START DATA PROVIDED

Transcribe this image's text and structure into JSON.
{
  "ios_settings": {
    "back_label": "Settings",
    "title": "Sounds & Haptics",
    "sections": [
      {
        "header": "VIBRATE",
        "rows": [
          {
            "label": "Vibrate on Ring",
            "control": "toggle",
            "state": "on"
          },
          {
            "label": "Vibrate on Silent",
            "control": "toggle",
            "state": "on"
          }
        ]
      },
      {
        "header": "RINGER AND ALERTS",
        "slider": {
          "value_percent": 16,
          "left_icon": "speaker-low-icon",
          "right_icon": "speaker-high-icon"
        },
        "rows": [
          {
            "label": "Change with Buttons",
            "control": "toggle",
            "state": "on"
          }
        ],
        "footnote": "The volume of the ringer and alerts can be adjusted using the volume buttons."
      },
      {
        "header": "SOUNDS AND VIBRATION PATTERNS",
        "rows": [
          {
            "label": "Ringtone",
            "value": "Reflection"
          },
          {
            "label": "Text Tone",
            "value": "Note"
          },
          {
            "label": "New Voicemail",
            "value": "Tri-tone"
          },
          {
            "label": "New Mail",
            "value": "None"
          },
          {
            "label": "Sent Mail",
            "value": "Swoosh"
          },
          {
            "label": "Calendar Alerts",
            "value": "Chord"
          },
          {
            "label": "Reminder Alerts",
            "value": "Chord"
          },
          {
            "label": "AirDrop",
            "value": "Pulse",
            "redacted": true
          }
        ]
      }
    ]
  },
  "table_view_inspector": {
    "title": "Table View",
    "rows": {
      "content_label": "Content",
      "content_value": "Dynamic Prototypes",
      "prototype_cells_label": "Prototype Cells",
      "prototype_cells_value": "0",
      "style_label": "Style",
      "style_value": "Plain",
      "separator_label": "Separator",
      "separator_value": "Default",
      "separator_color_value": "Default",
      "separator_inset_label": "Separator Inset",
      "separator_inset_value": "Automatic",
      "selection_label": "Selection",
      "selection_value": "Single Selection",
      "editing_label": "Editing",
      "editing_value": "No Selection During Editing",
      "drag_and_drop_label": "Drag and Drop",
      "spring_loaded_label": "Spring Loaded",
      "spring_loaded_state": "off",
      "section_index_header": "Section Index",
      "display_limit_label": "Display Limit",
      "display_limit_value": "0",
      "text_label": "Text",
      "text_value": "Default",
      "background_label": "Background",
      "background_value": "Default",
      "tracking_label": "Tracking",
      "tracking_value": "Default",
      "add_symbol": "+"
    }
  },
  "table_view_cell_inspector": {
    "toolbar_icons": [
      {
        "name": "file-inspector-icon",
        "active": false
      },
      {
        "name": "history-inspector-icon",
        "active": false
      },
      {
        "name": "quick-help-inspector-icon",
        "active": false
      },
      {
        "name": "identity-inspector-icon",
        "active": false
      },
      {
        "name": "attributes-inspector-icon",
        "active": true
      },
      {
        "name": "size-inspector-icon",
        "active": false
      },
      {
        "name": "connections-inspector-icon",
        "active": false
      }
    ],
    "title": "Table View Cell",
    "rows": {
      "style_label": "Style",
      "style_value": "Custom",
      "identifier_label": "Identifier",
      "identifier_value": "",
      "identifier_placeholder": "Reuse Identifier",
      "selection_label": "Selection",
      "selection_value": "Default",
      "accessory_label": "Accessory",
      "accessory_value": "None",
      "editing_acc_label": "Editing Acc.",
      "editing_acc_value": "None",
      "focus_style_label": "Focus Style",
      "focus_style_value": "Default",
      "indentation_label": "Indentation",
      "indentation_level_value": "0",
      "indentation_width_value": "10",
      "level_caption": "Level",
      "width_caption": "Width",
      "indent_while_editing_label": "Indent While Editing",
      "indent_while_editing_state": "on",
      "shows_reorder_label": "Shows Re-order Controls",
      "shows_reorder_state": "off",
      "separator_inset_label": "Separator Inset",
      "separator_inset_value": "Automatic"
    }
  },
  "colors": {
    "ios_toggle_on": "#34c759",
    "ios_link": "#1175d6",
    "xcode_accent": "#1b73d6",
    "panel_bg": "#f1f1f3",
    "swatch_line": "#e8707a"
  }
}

END DATA PROVIDED

PROBLEM DETAILS | Please copy out the data above exactly.

SOLUTION FOR THIS PROBLEM |
Transcribe this image's text and structure into JSON.
{
  "ios_settings": {
    "back_label": "Settings",
    "title": "Sounds & Haptics",
    "sections": [
      {
        "header": "VIBRATE",
        "rows": [
          {
            "label": "Vibrate on Ring",
            "control": "toggle",
            "state": "on"
          },
          {
            "label": "Vibrate on Silent",
            "control": "toggle",
            "state": "on"
          }
        ]
      },
      {
        "header": "RINGER AND ALERTS",
        "slider": {
          "value_percent": 16,
          "left_icon": "speaker-low-icon",
          "right_icon": "speaker-high-icon"
        },
        "rows": [
          {
            "label": "Change with Buttons",
            "control": "toggle",
            "state": "on"
          }
        ],
        "footnote": "The volume of the ringer and alerts can be adjusted using the volume buttons."
      },
      {
        "header": "SOUNDS AND VIBRATION PATTERNS",
        "rows": [
          {
            "label": "Ringtone",
            "value": "Reflection"
          },
          {
            "label": "Text Tone",
            "value": "Note"
          },
          {
            "label": "New Voicemail",
            "value": "Tri-tone"
          },
          {
            "label": "New Mail",
            "value": "None"
          },
          {
            "label": "Sent Mail",
            "value": "Swoosh"
          },
          {
            "label": "Calendar Alerts",
            "value": "Chord"
          },
          {
            "label": "Reminder Alerts",
            "value": "Chord"
          },
          {
            "label": "AirDrop",
            "value": "Pulse",
            "redacted": true
          }
        ]
      }
    ]
  },
  "table_view_inspector": {
    "title": "Table View",
    "rows": {
      "content_label": "Content",
      "content_value": "Dynamic Prototypes",
      "prototype_cells_label": "Prototype Cells",
      "prototype_cells_value": "0",
      "style_label": "Style",
      "style_value": "Plain",
      "separator_label": "Separator",
      "separator_value": "Default",
      "separator_color_value": "Default",
      "separator_inset_label": "Separator Inset",
      "separator_inset_value": "Automatic",
      "selection_label": "Selection",
      "selection_value": "Single Selection",
      "editing_label": "Editing",
      "editing_value": "No Selection During Editing",
      "drag_and_drop_label": "Drag and Drop",
      "spring_loaded_label": "Spring Loaded",
      "spring_loaded_state": "off",
      "section_index_header": "Section Index",
      "display_limit_label": "Display Limit",
      "display_limit_value": "0",
      "text_label": "Text",
      "text_value": "Default",
      "background_label": "Background",
      "background_value": "Default",
      "tracking_label": "Tracking",
      "tracking_value": "Default",
      "add_symbol": "+"
    }
  },
  "table_view_cell_inspector": {
    "toolbar_icons": [
      {
        "name": "file-inspector-icon",
        "active": false
      },
      {
        "name": "history-inspector-icon",
        "active": false
      },
      {
        "name": "quick-help-inspector-icon",
        "active": false
      },
      {
        "name": "identity-inspector-icon",
        "active": false
      },
      {
        "name": "attributes-inspector-icon",
        "active": true
      },
      {
        "name": "size-inspector-icon",
        "active": false
      },
      {
        "name": "connections-inspector-icon",
        "active": false
      }
    ],
    "title": "Table View Cell",
    "rows": {
      "style_label": "Style",
      "style_value": "Custom",
      "identifier_label": "Identifier",
      "identifier_value": "",
      "identifier_placeholder": "Reuse Identifier",
      "selection_label": "Selection",
      "selection_value": "Default",
      "accessory_label": "Accessory",
      "accessory_value": "None",
      "editing_acc_label": "Editing Acc.",
      "editing_acc_value": "None",
      "focus_style_label": "Focus Style",
      "focus_style_value": "Default",
      "indentation_label": "Indentation",
      "indentation_level_value": "0",
      "indentation_width_value": "10",
      "level_caption": "Level",
      "width_caption": "Width",
      "indent_while_editing_label": "Indent While Editing",
      "indent_while_editing_state": "on",
      "shows_reorder_label": "Shows Re-order Controls",
      "shows_reorder_state": "off",
      "separator_inset_label": "Separator Inset",
      "separator_inset_value": "Automatic"
    }
  },
  "colors": {
    "ios_toggle_on": "#34c759",
    "ios_link": "#1175d6",
    "xcode_accent": "#1b73d6",
    "panel_bg": "#f1f1f3",
    "swatch_line": "#e8707a"
  }
}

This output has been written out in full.